→ Stored records
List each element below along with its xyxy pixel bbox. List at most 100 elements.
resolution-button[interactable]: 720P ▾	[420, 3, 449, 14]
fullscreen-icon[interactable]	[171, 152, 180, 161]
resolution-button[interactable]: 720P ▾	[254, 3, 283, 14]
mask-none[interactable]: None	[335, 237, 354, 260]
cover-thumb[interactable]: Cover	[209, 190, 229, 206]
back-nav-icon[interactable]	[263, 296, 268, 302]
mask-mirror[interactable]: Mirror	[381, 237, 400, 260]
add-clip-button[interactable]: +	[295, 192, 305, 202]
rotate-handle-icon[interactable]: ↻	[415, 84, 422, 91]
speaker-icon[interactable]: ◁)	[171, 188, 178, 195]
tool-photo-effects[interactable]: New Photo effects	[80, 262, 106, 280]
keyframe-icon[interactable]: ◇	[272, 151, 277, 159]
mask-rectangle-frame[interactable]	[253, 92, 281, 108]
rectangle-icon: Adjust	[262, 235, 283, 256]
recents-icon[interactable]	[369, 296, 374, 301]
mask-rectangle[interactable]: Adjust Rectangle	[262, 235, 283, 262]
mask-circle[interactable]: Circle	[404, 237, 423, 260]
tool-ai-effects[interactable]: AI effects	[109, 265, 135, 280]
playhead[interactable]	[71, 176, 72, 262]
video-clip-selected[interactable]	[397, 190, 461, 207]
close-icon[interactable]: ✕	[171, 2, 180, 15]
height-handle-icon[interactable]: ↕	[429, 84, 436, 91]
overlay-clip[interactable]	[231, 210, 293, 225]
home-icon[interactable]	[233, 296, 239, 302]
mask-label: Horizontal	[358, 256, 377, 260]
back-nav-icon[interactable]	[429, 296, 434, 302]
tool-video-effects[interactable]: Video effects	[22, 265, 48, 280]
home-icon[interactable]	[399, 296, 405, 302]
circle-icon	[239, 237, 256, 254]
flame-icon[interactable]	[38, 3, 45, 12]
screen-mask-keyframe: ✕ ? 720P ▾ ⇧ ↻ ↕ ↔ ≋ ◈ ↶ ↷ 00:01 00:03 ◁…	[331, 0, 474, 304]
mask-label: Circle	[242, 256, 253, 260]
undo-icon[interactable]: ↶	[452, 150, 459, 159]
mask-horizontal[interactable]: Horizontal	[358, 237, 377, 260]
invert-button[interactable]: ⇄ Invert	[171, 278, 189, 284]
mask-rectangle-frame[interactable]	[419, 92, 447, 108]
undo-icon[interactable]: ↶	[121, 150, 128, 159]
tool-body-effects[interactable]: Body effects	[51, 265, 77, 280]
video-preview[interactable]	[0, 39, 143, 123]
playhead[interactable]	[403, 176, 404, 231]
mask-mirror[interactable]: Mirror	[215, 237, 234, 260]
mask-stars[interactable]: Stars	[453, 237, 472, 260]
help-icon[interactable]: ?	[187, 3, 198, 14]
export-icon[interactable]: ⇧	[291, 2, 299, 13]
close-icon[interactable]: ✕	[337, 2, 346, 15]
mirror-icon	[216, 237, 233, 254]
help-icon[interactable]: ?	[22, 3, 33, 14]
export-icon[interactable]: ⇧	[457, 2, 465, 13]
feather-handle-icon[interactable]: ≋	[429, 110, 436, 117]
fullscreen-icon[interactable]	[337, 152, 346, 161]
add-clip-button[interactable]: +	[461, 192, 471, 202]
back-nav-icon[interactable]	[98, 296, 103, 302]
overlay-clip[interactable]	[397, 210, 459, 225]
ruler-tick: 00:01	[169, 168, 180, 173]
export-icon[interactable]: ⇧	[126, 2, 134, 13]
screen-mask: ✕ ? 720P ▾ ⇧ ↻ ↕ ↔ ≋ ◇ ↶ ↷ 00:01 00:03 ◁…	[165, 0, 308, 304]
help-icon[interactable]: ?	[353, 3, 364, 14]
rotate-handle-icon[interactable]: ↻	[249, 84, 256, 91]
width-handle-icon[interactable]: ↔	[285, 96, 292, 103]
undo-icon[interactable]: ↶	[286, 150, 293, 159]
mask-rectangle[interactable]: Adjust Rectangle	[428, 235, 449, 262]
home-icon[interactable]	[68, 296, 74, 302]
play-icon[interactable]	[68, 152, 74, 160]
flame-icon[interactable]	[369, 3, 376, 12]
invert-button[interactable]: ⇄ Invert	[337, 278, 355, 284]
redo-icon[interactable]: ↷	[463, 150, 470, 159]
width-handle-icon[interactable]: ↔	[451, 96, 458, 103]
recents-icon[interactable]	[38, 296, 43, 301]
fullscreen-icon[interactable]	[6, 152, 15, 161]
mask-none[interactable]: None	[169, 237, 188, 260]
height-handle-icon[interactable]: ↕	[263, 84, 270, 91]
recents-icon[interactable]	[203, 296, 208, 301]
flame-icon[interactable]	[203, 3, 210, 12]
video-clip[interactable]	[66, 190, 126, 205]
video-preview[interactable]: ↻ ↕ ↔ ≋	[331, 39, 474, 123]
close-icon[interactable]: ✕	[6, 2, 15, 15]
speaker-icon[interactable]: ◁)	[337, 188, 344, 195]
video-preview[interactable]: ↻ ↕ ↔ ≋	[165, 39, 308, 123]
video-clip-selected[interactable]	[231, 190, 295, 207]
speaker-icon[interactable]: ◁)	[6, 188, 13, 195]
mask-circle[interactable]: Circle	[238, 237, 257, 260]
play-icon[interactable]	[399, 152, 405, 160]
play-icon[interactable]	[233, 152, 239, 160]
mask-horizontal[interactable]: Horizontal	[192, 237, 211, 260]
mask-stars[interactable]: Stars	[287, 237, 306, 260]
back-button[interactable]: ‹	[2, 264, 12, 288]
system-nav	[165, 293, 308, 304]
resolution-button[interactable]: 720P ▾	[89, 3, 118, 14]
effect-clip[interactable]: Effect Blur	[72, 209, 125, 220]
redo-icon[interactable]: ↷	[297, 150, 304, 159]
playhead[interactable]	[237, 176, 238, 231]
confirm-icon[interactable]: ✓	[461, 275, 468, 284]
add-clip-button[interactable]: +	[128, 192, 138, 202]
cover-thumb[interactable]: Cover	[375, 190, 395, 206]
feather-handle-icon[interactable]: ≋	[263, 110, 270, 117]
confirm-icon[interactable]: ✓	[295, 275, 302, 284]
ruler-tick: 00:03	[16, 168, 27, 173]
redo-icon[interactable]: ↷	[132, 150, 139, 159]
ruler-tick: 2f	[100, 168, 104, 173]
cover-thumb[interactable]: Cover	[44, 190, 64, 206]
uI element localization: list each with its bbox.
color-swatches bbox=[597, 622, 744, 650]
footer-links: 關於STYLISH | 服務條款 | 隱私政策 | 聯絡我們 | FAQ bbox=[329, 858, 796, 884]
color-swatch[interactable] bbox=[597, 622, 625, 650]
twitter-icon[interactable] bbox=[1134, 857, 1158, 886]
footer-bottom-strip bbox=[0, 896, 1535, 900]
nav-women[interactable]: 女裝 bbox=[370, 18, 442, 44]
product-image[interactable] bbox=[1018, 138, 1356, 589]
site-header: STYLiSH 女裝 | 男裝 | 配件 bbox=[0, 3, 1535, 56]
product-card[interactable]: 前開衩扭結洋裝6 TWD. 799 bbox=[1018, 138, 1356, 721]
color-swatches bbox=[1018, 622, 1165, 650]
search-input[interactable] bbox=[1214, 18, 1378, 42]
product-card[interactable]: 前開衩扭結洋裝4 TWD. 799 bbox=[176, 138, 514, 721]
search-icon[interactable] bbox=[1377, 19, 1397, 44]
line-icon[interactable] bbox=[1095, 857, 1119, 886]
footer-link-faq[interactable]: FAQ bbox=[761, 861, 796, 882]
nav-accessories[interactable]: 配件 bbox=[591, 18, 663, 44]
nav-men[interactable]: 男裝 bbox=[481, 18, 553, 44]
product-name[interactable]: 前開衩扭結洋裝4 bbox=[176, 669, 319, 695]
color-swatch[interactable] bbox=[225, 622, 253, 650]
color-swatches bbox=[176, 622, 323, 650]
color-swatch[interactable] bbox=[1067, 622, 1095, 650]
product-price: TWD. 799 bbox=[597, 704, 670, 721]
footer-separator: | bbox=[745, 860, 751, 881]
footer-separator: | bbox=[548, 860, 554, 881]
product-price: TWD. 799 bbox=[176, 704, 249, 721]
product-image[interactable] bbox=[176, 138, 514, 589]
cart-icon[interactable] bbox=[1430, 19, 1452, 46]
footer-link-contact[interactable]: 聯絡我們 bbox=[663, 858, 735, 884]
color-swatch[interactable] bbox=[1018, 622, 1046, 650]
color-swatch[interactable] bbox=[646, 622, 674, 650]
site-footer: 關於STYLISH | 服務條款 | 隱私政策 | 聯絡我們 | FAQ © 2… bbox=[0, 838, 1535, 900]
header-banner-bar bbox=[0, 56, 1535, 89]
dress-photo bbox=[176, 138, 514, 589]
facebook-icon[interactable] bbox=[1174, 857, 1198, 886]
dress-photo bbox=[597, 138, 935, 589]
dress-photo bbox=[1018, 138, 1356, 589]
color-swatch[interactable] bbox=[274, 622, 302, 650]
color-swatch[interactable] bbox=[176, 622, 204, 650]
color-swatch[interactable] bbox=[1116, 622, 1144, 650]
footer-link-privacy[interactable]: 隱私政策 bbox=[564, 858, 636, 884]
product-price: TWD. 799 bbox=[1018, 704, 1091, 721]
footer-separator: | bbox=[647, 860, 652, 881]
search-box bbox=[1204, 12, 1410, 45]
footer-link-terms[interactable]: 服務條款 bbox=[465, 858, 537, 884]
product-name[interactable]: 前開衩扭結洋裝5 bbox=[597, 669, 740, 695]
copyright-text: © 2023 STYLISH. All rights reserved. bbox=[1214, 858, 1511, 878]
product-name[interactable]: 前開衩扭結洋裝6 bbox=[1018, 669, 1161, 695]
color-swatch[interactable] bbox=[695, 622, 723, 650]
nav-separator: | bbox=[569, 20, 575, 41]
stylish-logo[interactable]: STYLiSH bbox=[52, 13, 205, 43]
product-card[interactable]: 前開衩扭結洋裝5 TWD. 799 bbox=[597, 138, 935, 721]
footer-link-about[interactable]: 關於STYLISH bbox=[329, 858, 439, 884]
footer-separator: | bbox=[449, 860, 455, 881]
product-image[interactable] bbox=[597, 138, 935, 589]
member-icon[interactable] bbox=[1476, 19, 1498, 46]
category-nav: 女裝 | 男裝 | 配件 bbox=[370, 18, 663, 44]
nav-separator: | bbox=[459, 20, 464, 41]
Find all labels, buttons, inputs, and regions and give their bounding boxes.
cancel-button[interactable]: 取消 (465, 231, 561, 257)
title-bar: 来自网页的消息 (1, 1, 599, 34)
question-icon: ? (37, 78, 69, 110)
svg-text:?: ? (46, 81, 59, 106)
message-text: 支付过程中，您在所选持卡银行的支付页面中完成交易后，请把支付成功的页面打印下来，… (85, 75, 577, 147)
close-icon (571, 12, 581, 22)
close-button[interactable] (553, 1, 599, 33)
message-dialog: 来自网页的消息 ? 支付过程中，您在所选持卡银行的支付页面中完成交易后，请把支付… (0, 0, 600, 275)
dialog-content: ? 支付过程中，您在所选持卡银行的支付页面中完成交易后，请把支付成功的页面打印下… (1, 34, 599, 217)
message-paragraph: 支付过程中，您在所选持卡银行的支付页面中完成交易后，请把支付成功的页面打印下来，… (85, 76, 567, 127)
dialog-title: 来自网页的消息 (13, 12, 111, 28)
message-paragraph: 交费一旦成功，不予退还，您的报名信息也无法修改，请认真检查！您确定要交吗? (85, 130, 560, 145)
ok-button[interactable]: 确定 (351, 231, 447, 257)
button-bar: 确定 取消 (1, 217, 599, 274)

→ Requirements
Reproduce the entries verbatim, starting from the very first line of the entries and going on through the line containing "3, 283, 14]", including both ends.

→ Solved exercise
List each element below along with its xyxy pixel bbox. List at most 100 elements.
resolution-button[interactable]: 720P ▾	[420, 3, 449, 14]
fullscreen-icon[interactable]	[171, 152, 180, 161]
resolution-button[interactable]: 720P ▾	[254, 3, 283, 14]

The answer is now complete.